[Data entries]
—————
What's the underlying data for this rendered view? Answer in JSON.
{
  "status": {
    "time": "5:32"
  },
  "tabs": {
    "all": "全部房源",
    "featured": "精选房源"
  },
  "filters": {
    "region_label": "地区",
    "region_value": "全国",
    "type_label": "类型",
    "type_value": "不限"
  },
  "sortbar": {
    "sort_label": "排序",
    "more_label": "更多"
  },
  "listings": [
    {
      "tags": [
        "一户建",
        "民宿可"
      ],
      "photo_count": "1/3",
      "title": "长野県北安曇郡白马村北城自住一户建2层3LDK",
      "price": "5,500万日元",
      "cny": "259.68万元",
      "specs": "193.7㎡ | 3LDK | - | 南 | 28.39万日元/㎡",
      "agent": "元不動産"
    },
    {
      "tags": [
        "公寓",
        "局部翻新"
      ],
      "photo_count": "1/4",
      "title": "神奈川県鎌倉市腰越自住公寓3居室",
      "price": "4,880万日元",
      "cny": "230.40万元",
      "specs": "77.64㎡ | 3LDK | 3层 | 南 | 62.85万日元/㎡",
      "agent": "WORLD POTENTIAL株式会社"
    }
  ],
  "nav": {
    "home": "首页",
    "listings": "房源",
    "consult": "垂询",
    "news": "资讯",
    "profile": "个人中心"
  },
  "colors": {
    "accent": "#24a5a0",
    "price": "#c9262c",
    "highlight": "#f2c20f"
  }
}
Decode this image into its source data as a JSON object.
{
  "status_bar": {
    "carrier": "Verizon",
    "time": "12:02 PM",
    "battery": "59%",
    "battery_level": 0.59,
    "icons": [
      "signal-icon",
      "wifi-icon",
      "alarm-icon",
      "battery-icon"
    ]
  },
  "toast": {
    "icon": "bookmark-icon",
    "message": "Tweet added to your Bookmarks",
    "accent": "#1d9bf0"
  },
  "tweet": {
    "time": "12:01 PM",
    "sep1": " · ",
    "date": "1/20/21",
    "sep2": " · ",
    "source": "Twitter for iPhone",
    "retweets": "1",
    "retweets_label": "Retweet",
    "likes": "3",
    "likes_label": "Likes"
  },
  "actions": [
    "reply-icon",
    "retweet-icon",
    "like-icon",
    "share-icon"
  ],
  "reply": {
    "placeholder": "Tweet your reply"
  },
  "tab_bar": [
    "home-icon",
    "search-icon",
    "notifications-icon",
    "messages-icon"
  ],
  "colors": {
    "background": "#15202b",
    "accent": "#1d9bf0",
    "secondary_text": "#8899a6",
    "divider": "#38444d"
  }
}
—————
## What you have to do
Answer with one number only: how many lines above contain the word "title".

## Final result
2